### [GIVEN RECORDS]
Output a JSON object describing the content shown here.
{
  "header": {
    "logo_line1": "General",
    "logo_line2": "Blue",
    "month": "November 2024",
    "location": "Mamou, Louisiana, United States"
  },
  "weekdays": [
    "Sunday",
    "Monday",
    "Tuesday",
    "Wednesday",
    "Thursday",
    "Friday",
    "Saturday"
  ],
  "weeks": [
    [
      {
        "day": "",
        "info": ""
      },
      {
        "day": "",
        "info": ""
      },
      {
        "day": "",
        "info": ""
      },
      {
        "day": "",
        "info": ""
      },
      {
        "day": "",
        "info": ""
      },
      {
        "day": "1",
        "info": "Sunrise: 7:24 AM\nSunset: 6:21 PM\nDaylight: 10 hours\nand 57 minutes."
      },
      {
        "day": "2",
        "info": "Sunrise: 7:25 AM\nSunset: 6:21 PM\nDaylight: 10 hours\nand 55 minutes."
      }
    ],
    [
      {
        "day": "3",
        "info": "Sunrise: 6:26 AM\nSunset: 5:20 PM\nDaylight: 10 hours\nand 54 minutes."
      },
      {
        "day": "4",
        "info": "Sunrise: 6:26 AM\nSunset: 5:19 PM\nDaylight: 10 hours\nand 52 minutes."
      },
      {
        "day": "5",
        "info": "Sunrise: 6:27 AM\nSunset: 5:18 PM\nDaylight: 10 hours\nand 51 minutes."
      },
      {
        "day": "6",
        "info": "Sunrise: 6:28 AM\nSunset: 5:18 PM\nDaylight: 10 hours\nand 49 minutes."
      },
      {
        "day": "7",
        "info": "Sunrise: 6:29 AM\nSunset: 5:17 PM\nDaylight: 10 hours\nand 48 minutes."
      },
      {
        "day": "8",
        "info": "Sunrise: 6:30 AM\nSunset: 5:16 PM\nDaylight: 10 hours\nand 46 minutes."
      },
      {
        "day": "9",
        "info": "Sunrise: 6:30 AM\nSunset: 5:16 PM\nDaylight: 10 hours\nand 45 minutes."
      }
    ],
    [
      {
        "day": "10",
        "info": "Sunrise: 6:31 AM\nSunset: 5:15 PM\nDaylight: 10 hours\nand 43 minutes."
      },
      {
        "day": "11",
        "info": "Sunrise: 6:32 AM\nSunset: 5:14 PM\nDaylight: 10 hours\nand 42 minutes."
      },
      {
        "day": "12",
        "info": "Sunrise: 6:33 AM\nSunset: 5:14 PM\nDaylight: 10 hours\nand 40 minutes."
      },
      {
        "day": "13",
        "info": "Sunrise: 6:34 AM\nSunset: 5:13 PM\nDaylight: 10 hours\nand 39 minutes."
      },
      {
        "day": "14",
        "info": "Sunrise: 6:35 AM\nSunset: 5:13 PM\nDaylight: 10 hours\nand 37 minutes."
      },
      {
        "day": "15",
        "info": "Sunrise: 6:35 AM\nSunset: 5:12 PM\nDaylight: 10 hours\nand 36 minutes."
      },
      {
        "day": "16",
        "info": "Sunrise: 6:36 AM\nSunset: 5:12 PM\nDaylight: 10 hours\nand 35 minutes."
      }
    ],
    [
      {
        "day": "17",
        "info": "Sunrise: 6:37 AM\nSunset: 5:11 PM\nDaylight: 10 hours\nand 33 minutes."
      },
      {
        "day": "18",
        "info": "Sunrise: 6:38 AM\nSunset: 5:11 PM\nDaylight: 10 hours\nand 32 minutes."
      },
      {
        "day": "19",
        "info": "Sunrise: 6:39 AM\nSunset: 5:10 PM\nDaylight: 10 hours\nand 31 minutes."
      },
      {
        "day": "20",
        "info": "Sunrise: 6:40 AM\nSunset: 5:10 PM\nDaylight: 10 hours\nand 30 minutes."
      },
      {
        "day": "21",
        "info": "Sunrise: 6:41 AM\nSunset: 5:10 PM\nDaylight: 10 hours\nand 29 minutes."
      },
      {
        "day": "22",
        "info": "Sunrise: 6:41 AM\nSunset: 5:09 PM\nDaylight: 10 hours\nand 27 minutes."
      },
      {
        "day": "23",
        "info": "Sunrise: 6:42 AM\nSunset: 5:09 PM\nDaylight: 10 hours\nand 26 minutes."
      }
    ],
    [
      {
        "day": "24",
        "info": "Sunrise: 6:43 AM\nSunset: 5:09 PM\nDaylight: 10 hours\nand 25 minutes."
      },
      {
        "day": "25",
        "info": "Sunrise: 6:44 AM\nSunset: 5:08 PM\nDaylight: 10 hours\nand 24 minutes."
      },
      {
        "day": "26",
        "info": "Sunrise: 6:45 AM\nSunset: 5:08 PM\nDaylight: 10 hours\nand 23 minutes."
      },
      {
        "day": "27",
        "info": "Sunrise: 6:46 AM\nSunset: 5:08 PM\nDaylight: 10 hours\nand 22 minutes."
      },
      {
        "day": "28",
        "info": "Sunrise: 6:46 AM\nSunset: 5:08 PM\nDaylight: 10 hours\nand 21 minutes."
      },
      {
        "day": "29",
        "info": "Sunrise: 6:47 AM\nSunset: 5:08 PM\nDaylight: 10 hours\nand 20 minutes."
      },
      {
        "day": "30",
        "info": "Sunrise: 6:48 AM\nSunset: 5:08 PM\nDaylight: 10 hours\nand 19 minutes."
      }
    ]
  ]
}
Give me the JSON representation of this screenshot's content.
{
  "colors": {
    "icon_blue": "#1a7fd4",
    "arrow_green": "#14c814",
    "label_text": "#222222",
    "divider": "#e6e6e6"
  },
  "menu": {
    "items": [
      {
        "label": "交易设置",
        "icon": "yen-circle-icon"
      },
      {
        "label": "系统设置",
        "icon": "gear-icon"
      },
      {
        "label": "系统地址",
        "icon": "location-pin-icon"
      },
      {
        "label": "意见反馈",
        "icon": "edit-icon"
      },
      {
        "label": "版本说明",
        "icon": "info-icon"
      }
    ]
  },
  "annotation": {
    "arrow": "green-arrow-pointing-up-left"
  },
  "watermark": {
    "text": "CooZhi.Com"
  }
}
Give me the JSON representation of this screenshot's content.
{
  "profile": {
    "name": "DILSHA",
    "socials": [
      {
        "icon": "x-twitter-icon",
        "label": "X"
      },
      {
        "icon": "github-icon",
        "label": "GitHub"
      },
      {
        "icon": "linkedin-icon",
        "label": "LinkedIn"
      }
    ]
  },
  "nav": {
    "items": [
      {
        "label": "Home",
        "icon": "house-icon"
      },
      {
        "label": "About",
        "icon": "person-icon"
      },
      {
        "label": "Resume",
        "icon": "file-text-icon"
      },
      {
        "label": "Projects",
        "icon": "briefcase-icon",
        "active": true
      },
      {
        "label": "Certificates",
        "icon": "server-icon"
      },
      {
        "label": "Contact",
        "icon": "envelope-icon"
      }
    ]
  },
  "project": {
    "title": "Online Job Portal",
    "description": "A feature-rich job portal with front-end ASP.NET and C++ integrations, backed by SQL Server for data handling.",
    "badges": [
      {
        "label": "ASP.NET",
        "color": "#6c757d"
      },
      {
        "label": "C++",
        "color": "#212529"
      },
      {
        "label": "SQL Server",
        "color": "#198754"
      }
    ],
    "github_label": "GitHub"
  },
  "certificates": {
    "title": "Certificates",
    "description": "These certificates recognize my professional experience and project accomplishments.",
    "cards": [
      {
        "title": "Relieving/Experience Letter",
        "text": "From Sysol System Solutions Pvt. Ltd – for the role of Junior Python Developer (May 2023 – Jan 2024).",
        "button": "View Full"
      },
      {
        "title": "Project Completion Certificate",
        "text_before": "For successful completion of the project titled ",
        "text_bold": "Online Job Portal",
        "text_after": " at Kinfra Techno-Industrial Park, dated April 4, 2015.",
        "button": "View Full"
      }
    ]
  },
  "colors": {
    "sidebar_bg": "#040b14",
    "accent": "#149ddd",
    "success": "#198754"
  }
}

### [TASK TO CARRY OUT]
Here, the records must be output exactly and in full.

### [TASK RESPONSE]
Output a JSON object describing the content shown here.
{
  "header": {
    "logo_line1": "General",
    "logo_line2": "Blue",
    "month": "November 2024",
    "location": "Mamou, Louisiana, United States"
  },
  "weekdays": [
    "Sunday",
    "Monday",
    "Tuesday",
    "Wednesday",
    "Thursday",
    "Friday",
    "Saturday"
  ],
  "weeks": [
    [
      {
        "day": "",
        "info": ""
      },
      {
        "day": "",
        "info": ""
      },
      {
        "day": "",
        "info": ""
      },
      {
        "day": "",
        "info": ""
      },
      {
        "day": "",
        "info": ""
      },
      {
        "day": "1",
        "info": "Sunrise: 7:24 AM\nSunset: 6:21 PM\nDaylight: 10 hours\nand 57 minutes."
      },
      {
        "day": "2",
        "info": "Sunrise: 7:25 AM\nSunset: 6:21 PM\nDaylight: 10 hours\nand 55 minutes."
      }
    ],
    [
      {
        "day": "3",
        "info": "Sunrise: 6:26 AM\nSunset: 5:20 PM\nDaylight: 10 hours\nand 54 minutes."
      },
      {
        "day": "4",
        "info": "Sunrise: 6:26 AM\nSunset: 5:19 PM\nDaylight: 10 hours\nand 52 minutes."
      },
      {
        "day": "5",
        "info": "Sunrise: 6:27 AM\nSunset: 5:18 PM\nDaylight: 10 hours\nand 51 minutes."
      },
      {
        "day": "6",
        "info": "Sunrise: 6:28 AM\nSunset: 5:18 PM\nDaylight: 10 hours\nand 49 minutes."
      },
      {
        "day": "7",
        "info": "Sunrise: 6:29 AM\nSunset: 5:17 PM\nDaylight: 10 hours\nand 48 minutes."
      },
      {
        "day": "8",
        "info": "Sunrise: 6:30 AM\nSunset: 5:16 PM\nDaylight: 10 hours\nand 46 minutes."
      },
      {
        "day": "9",
        "info": "Sunrise: 6:30 AM\nSunset: 5:16 PM\nDaylight: 10 hours\nand 45 minutes."
      }
    ],
    [
      {
        "day": "10",
        "info": "Sunrise: 6:31 AM\nSunset: 5:15 PM\nDaylight: 10 hours\nand 43 minutes."
      },
      {
        "day": "11",
        "info": "Sunrise: 6:32 AM\nSunset: 5:14 PM\nDaylight: 10 hours\nand 42 minutes."
      },
      {
        "day": "12",
        "info": "Sunrise: 6:33 AM\nSunset: 5:14 PM\nDaylight: 10 hours\nand 40 minutes."
      },
      {
        "day": "13",
        "info": "Sunrise: 6:34 AM\nSunset: 5:13 PM\nDaylight: 10 hours\nand 39 minutes."
      },
      {
        "day": "14",
        "info": "Sunrise: 6:35 AM\nSunset: 5:13 PM\nDaylight: 10 hours\nand 37 minutes."
      },
      {
        "day": "15",
        "info": "Sunrise: 6:35 AM\nSunset: 5:12 PM\nDaylight: 10 hours\nand 36 minutes."
      },
      {
        "day": "16",
        "info": "Sunrise: 6:36 AM\nSunset: 5:12 PM\nDaylight: 10 hours\nand 35 minutes."
      }
    ],
    [
      {
        "day": "17",
        "info": "Sunrise: 6:37 AM\nSunset: 5:11 PM\nDaylight: 10 hours\nand 33 minutes."
      },
      {
        "day": "18",
        "info": "Sunrise: 6:38 AM\nSunset: 5:11 PM\nDaylight: 10 hours\nand 32 minutes."
      },
      {
        "day": "19",
        "info": "Sunrise: 6:39 AM\nSunset: 5:10 PM\nDaylight: 10 hours\nand 31 minutes."
      },
      {
        "day": "20",
        "info": "Sunrise: 6:40 AM\nSunset: 5:10 PM\nDaylight: 10 hours\nand 30 minutes."
      },
      {
        "day": "21",
        "info": "Sunrise: 6:41 AM\nSunset: 5:10 PM\nDaylight: 10 hours\nand 29 minutes."
      },
      {
        "day": "22",
        "info": "Sunrise: 6:41 AM\nSunset: 5:09 PM\nDaylight: 10 hours\nand 27 minutes."
      },
      {
        "day": "23",
        "info": "Sunrise: 6:42 AM\nSunset: 5:09 PM\nDaylight: 10 hours\nand 26 minutes."
      }
    ],
    [
      {
        "day": "24",
        "info": "Sunrise: 6:43 AM\nSunset: 5:09 PM\nDaylight: 10 hours\nand 25 minutes."
      },
      {
        "day": "25",
        "info": "Sunrise: 6:44 AM\nSunset: 5:08 PM\nDaylight: 10 hours\nand 24 minutes."
      },
      {
        "day": "26",
        "info": "Sunrise: 6:45 AM\nSunset: 5:08 PM\nDaylight: 10 hours\nand 23 minutes."
      },
      {
        "day": "27",
        "info": "Sunrise: 6:46 AM\nSunset: 5:08 PM\nDaylight: 10 hours\nand 22 minutes."
      },
      {
        "day": "28",
        "info": "Sunrise: 6:46 AM\nSunset: 5:08 PM\nDaylight: 10 hours\nand 21 minutes."
      },
      {
        "day": "29",
        "info": "Sunrise: 6:47 AM\nSunset: 5:08 PM\nDaylight: 10 hours\nand 20 minutes."
      },
      {
        "day": "30",
        "info": "Sunrise: 6:48 AM\nSunset: 5:08 PM\nDaylight: 10 hours\nand 19 minutes."
      }
    ]
  ]
}
Give me the JSON representation of this screenshot's content.
{
  "colors": {
    "icon_blue": "#1a7fd4",
    "arrow_green": "#14c814",
    "label_text": "#222222",
    "divider": "#e6e6e6"
  },
  "menu": {
    "items": [
      {
        "label": "交易设置",
        "icon": "yen-circle-icon"
      },
      {
        "label": "系统设置",
        "icon": "gear-icon"
      },
      {
        "label": "系统地址",
        "icon": "location-pin-icon"
      },
      {
        "label": "意见反馈",
        "icon": "edit-icon"
      },
      {
        "label": "版本说明",
        "icon": "info-icon"
      }
    ]
  },
  "annotation": {
    "arrow": "green-arrow-pointing-up-left"
  },
  "watermark": {
    "text": "CooZhi.Com"
  }
}
Give me the JSON representation of this screenshot's content.
{
  "profile": {
    "name": "DILSHA",
    "socials": [
      {
        "icon": "x-twitter-icon",
        "label": "X"
      },
      {
        "icon": "github-icon",
        "label": "GitHub"
      },
      {
        "icon": "linkedin-icon",
        "label": "LinkedIn"
      }
    ]
  },
  "nav": {
    "items": [
      {
        "label": "Home",
        "icon": "house-icon"
      },
      {
        "label": "About",
        "icon": "person-icon"
      },
      {
        "label": "Resume",
        "icon": "file-text-icon"
      },
      {
        "label": "Projects",
        "icon": "briefcase-icon",
        "active": true
      },
      {
        "label": "Certificates",
        "icon": "server-icon"
      },
      {
        "label": "Contact",
        "icon": "envelope-icon"
      }
    ]
  },
  "project": {
    "title": "Online Job Portal",
    "description": "A feature-rich job portal with front-end ASP.NET and C++ integrations, backed by SQL Server for data handling.",
    "badges": [
      {
        "label": "ASP.NET",
        "color": "#6c757d"
      },
      {
        "label": "C++",
        "color": "#212529"
      },
      {
        "label": "SQL Server",
        "color": "#198754"
      }
    ],
    "github_label": "GitHub"
  },
  "certificates": {
    "title": "Certificates",
    "description": "These certificates recognize my professional experience and project accomplishments.",
    "cards": [
      {
        "title": "Relieving/Experience Letter",
        "text": "From Sysol System Solutions Pvt. Ltd – for the role of Junior Python Developer (May 2023 – Jan 2024).",
        "button": "View Full"
      },
      {
        "title": "Project Completion Certificate",
        "text_before": "For successful completion of the project titled ",
        "text_bold": "Online Job Portal",
        "text_after": " at Kinfra Techno-Industrial Park, dated April 4, 2015.",
        "button": "View Full"
      }
    ]
  },
  "colors": {
    "sidebar_bg": "#040b14",
    "accent": "#149ddd",
    "success": "#198754"
  }
}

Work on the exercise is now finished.